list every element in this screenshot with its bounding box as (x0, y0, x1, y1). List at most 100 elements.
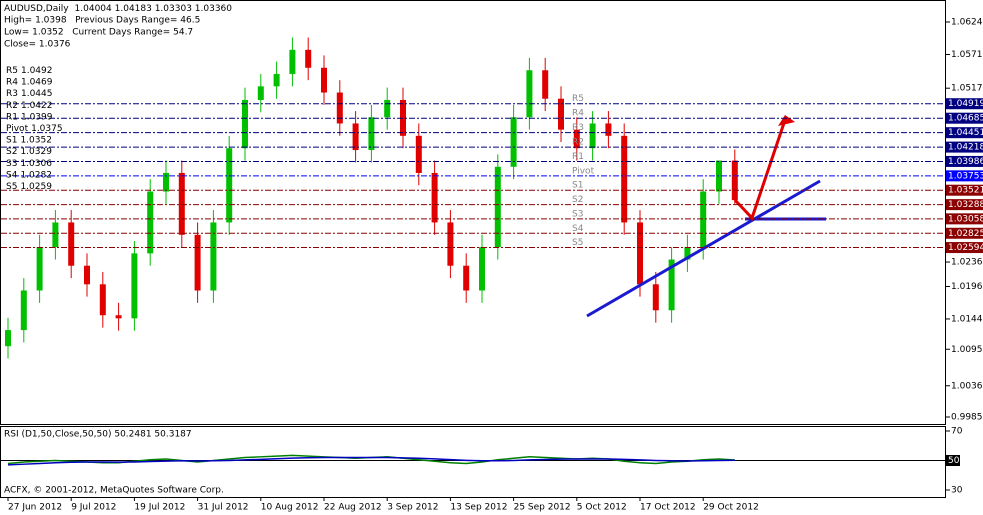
rsi-title: RSI (D1,50,Close,50,50) 50.2481 50.3187 (4, 430, 192, 440)
candle-body (447, 222, 454, 266)
chart-title: AUDUSD,Daily 1.04004 1.04183 1.03303 1.03… (4, 4, 232, 14)
pivot-label: S1 1.0352 (6, 135, 52, 145)
candle-body (178, 172, 185, 235)
marks (5, 37, 738, 359)
candle-body (494, 166, 501, 248)
candle-body (210, 222, 217, 291)
y-tick-label: 1.02360 (951, 258, 983, 268)
pivot-name: R5 (6, 66, 18, 76)
zone-label: R5 (572, 94, 584, 104)
pivot-box (946, 199, 983, 211)
pivot-level-label: 1.03753 (948, 171, 983, 181)
pivot-level-label: 1.04218 (948, 143, 983, 153)
candle-body (463, 265, 470, 291)
candle-body (479, 247, 485, 291)
pivot-box (946, 227, 983, 239)
pivot-level-label: 1.03521 (948, 186, 983, 196)
candle-body (700, 191, 707, 248)
footer: ACFX, © 2001-2012, MetaQuotes Software C… (4, 486, 224, 496)
arrow-head (778, 115, 795, 126)
pivot-name: S4 (6, 170, 18, 180)
x-tick-label: 22 Aug 2012 (324, 503, 382, 513)
rsi-box (946, 455, 960, 466)
projection-arrow (733, 119, 787, 221)
pivot-value: 1.0329 (20, 147, 52, 157)
candle-body (5, 330, 11, 347)
pivot-value: 1.0492 (21, 66, 53, 76)
candle-body (431, 172, 438, 223)
x-tick-label: 31 Jul 2012 (198, 503, 249, 513)
x-tick-label: 27 Jun 2012 (8, 503, 62, 513)
candle-body (621, 135, 628, 223)
x-tick-label: 10 Aug 2012 (261, 503, 319, 513)
pivot-name: S3 (6, 158, 17, 168)
rsi-tick-label: 70 (951, 427, 963, 437)
x-tick-label: 9 Jul 2012 (71, 503, 116, 513)
zone-label: S4 (572, 224, 584, 234)
candle-body (384, 99, 391, 118)
candle-body (52, 222, 59, 248)
zone-label: S3 (572, 209, 583, 219)
y-tick-label: 1.01440 (951, 314, 983, 324)
pivot-level-label: 1.04919 (948, 99, 983, 109)
trendline (586, 179, 821, 318)
pivot-name: S2 (6, 147, 17, 157)
pivot-name: R2 (6, 100, 18, 110)
candle-body (226, 148, 233, 223)
pivot-label: R2 1.0422 (6, 100, 52, 110)
y-tick-label: 1.05715 (951, 50, 983, 60)
info-line: Close= 1.0376 (4, 40, 71, 50)
candle-body (637, 222, 643, 285)
pivot-value: 1.0445 (21, 89, 53, 99)
candle-body (684, 247, 691, 260)
candle-body (115, 315, 122, 319)
pivot-name: S5 (6, 182, 17, 192)
zone-label: S2 (572, 195, 583, 205)
pivot-label: S4 1.0282 (6, 170, 52, 180)
candle-body (668, 259, 675, 311)
zone-label: S5 (572, 238, 583, 248)
candle-body (305, 49, 312, 68)
candle-body (36, 247, 43, 291)
pivot-box (946, 213, 983, 225)
pivot-box (946, 170, 983, 182)
zone-label: Pivot (572, 166, 595, 176)
y-tick-label: 1.01965 (951, 282, 983, 292)
pivot-box (946, 127, 983, 139)
zone-label: S1 (572, 181, 583, 191)
pivot-name: R1 (6, 112, 18, 122)
candle-body (589, 123, 596, 149)
candle-body (605, 123, 612, 136)
candle-body (147, 191, 154, 254)
candle-body (526, 70, 533, 118)
candle-body (321, 67, 327, 93)
pivot-box (946, 112, 983, 124)
pivot-level-label: 1.03058 (948, 214, 983, 224)
x-tick-label: 19 Jul 2012 (134, 503, 185, 513)
pivot-box (946, 141, 983, 153)
candle-body (84, 265, 90, 285)
y-tick-label: 1.06240 (951, 18, 983, 28)
pivot-label: R4 1.0469 (6, 77, 53, 87)
candle-body (558, 98, 564, 130)
pivot-level-label: 1.03288 (948, 200, 983, 210)
pivot-level-label: 1.04451 (948, 128, 983, 138)
pivot-name: S1 (6, 135, 17, 145)
zone-label: R3 (572, 123, 584, 133)
zone-label: R1 (572, 152, 584, 162)
pivot-label: Pivot 1.0375 (6, 124, 63, 134)
candle-body (573, 129, 580, 149)
pivot-label: S2 1.0329 (6, 147, 52, 157)
symbol: AUDUSD,Daily (4, 4, 69, 14)
pivot-box (946, 184, 983, 196)
pivot-label: R1 1.0399 (6, 112, 53, 122)
main-frame (0, 0, 946, 425)
zone-label: R2 (572, 138, 584, 148)
candle-body (368, 117, 375, 151)
candle-body (257, 86, 264, 100)
pivot-value: 1.0422 (21, 100, 53, 110)
candle-body (131, 253, 138, 319)
candle-body (289, 49, 296, 74)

** EXERCISE GOAL **
Print the listing above again line for line, leaving out the picture.

** CORRECT OUTPUT **
list every element in this screenshot with its bounding box as (x0, y0, x1, y1). List at most 100 elements.
rsi-title: RSI (D1,50,Close,50,50) 50.2481 50.3187 (4, 430, 192, 440)
candle-body (447, 222, 454, 266)
chart-title: AUDUSD,Daily 1.04004 1.04183 1.03303 1.03… (4, 4, 232, 14)
pivot-label: S1 1.0352 (6, 135, 52, 145)
candle-body (178, 172, 185, 235)
marks (5, 37, 738, 359)
candle-body (494, 166, 501, 248)
candle-body (210, 222, 217, 291)
y-tick-label: 1.02360 (951, 258, 983, 268)
pivot-name: R5 (6, 66, 18, 76)
zone-label: R5 (572, 94, 584, 104)
pivot-box (946, 199, 983, 211)
pivot-level-label: 1.03753 (948, 171, 983, 181)
pivot-level-label: 1.04218 (948, 143, 983, 153)
candle-body (463, 265, 470, 291)
candle-body (479, 247, 485, 291)
pivot-box (946, 227, 983, 239)
pivot-level-label: 1.03521 (948, 186, 983, 196)
candle-body (700, 191, 707, 248)
footer: ACFX, © 2001-2012, MetaQuotes Software C… (4, 486, 224, 496)
arrow-head (778, 115, 795, 126)
pivot-name: S4 (6, 170, 18, 180)
x-tick-label: 22 Aug 2012 (324, 503, 382, 513)
rsi-box (946, 455, 960, 466)
projection-arrow (733, 119, 787, 221)
pivot-value: 1.0329 (20, 147, 52, 157)
candle-body (5, 330, 11, 347)
pivot-value: 1.0492 (21, 66, 53, 76)
candle-body (431, 172, 438, 223)
x-tick-label: 31 Jul 2012 (198, 503, 249, 513)
x-tick-label: 27 Jun 2012 (8, 503, 62, 513)
candle-body (621, 135, 628, 223)
x-tick-label: 10 Aug 2012 (261, 503, 319, 513)
pivot-name: S3 (6, 158, 17, 168)
rsi-tick-label: 70 (951, 427, 963, 437)
x-tick-label: 9 Jul 2012 (71, 503, 116, 513)
zone-label: S4 (572, 224, 584, 234)
candle-body (384, 99, 391, 118)
candle-body (52, 222, 59, 248)
zone-label: S3 (572, 209, 583, 219)
y-tick-label: 1.01440 (951, 314, 983, 324)
pivot-level-label: 1.04919 (948, 99, 983, 109)
trendline (586, 179, 821, 318)
pivot-name: S2 (6, 147, 17, 157)
pivot-name: R2 (6, 100, 18, 110)
candle-body (226, 148, 233, 223)
pivot-label: R2 1.0422 (6, 100, 52, 110)
y-tick-label: 1.05715 (951, 50, 983, 60)
info-line: Close= 1.0376 (4, 40, 71, 50)
candle-body (637, 222, 643, 285)
pivot-value: 1.0445 (21, 89, 53, 99)
candle-body (684, 247, 691, 260)
candle-body (115, 315, 122, 319)
pivot-name: S5 (6, 182, 17, 192)
zone-label: S2 (572, 195, 583, 205)
pivot-label: S4 1.0282 (6, 170, 52, 180)
candle-body (668, 259, 675, 311)
zone-label: S5 (572, 238, 583, 248)
candle-body (305, 49, 312, 68)
candle-body (36, 247, 43, 291)
pivot-box (946, 213, 983, 225)
pivot-box (946, 170, 983, 182)
zone-label: Pivot (572, 166, 595, 176)
y-tick-label: 1.01965 (951, 282, 983, 292)
pivot-box (946, 127, 983, 139)
zone-label: S1 (572, 181, 583, 191)
pivot-name: R1 (6, 112, 18, 122)
candle-body (589, 123, 596, 149)
candle-body (605, 123, 612, 136)
candle-body (147, 191, 154, 254)
candle-body (526, 70, 533, 118)
candle-body (321, 67, 327, 93)
pivot-box (946, 112, 983, 124)
pivot-level-label: 1.03058 (948, 214, 983, 224)
x-tick-label: 19 Jul 2012 (134, 503, 185, 513)
pivot-box (946, 141, 983, 153)
candle-body (84, 265, 90, 285)
y-tick-label: 1.06240 (951, 18, 983, 28)
pivot-label: R4 1.0469 (6, 77, 53, 87)
candle-body (558, 98, 564, 130)
pivot-level-label: 1.03288 (948, 200, 983, 210)
pivot-level-label: 1.04451 (948, 128, 983, 138)
pivot-name: S1 (6, 135, 17, 145)
zone-label: R3 (572, 123, 584, 133)
zone-label: R1 (572, 152, 584, 162)
pivot-label: Pivot 1.0375 (6, 124, 63, 134)
candle-body (573, 129, 580, 149)
pivot-label: S2 1.0329 (6, 147, 52, 157)
symbol: AUDUSD,Daily (4, 4, 69, 14)
pivot-box (946, 184, 983, 196)
pivot-label: R1 1.0399 (6, 112, 53, 122)
main-frame (0, 0, 946, 425)
zone-label: R2 (572, 138, 584, 148)
candle-body (368, 117, 375, 151)
candle-body (257, 86, 264, 100)
pivot-value: 1.0422 (21, 100, 53, 110)
candle-body (131, 253, 138, 319)
candle-body (289, 49, 296, 74)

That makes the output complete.